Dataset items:

========================

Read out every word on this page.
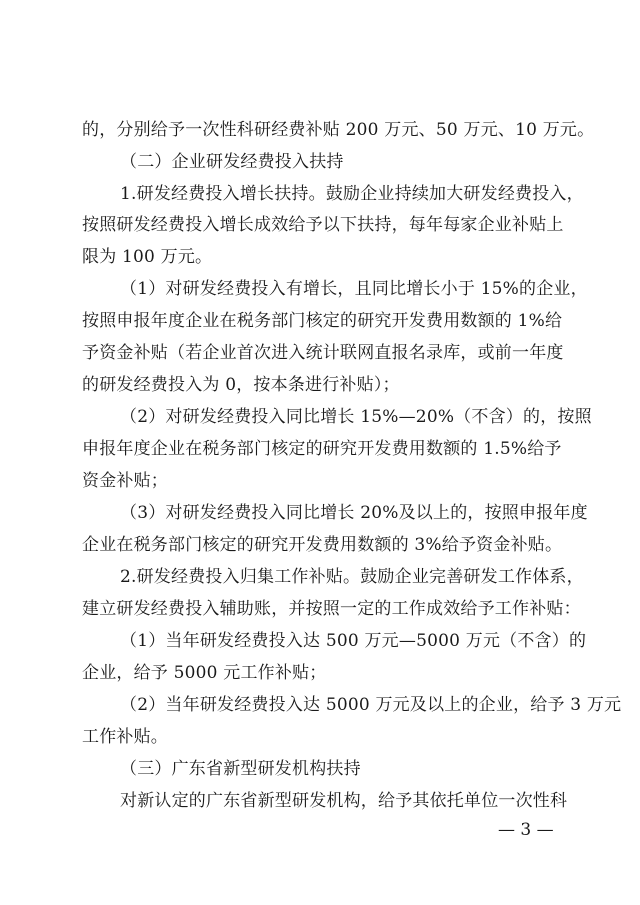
的，分别给予一次性科研经费补贴 200 万元、50 万元、10 万元。
（二）企业研发经费投入扶持
1.研发经费投入增长扶持。鼓励企业持续加大研发经费投入，
按照研发经费投入增长成效给予以下扶持，每年每家企业补贴上
限为 100 万元。
（1）对研发经费投入有增长，且同比增长小于 15%的企业，
按照申报年度企业在税务部门核定的研究开发费用数额的 1%给
予资金补贴（若企业首次进入统计联网直报名录库，或前一年度
的研发经费投入为 0，按本条进行补贴）；
（2）对研发经费投入同比增长 15%—20%（不含）的，按照
申报年度企业在税务部门核定的研究开发费用数额的 1.5%给予
资金补贴；
（3）对研发经费投入同比增长 20%及以上的，按照申报年度
企业在税务部门核定的研究开发费用数额的 3%给予资金补贴。
2.研发经费投入归集工作补贴。鼓励企业完善研发工作体系，
建立研发经费投入辅助账，并按照一定的工作成效给予工作补贴：
（1）当年研发经费投入达 500 万元—5000 万元（不含）的
企业，给予 5000 元工作补贴；
（2）当年研发经费投入达 5000 万元及以上的企业，给予 3 万元
工作补贴。
（三）广东省新型研发机构扶持
对新认定的广东省新型研发机构，给予其依托单位一次性科
— 3 —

========================

▸ EXERCISE DESCRIPTION:
Repeat the material above in full and unchanged, minus its images.

▸ TASK ANSWER:
Read out every word on this page.
的，分别给予一次性科研经费补贴 200 万元、50 万元、10 万元。
（二）企业研发经费投入扶持
1.研发经费投入增长扶持。鼓励企业持续加大研发经费投入，
按照研发经费投入增长成效给予以下扶持，每年每家企业补贴上
限为 100 万元。
（1）对研发经费投入有增长，且同比增长小于 15%的企业，
按照申报年度企业在税务部门核定的研究开发费用数额的 1%给
予资金补贴（若企业首次进入统计联网直报名录库，或前一年度
的研发经费投入为 0，按本条进行补贴）；
（2）对研发经费投入同比增长 15%—20%（不含）的，按照
申报年度企业在税务部门核定的研究开发费用数额的 1.5%给予
资金补贴；
（3）对研发经费投入同比增长 20%及以上的，按照申报年度
企业在税务部门核定的研究开发费用数额的 3%给予资金补贴。
2.研发经费投入归集工作补贴。鼓励企业完善研发工作体系，
建立研发经费投入辅助账，并按照一定的工作成效给予工作补贴：
（1）当年研发经费投入达 500 万元—5000 万元（不含）的
企业，给予 5000 元工作补贴；
（2）当年研发经费投入达 5000 万元及以上的企业，给予 3 万元
工作补贴。
（三）广东省新型研发机构扶持
对新认定的广东省新型研发机构，给予其依托单位一次性科
— 3 —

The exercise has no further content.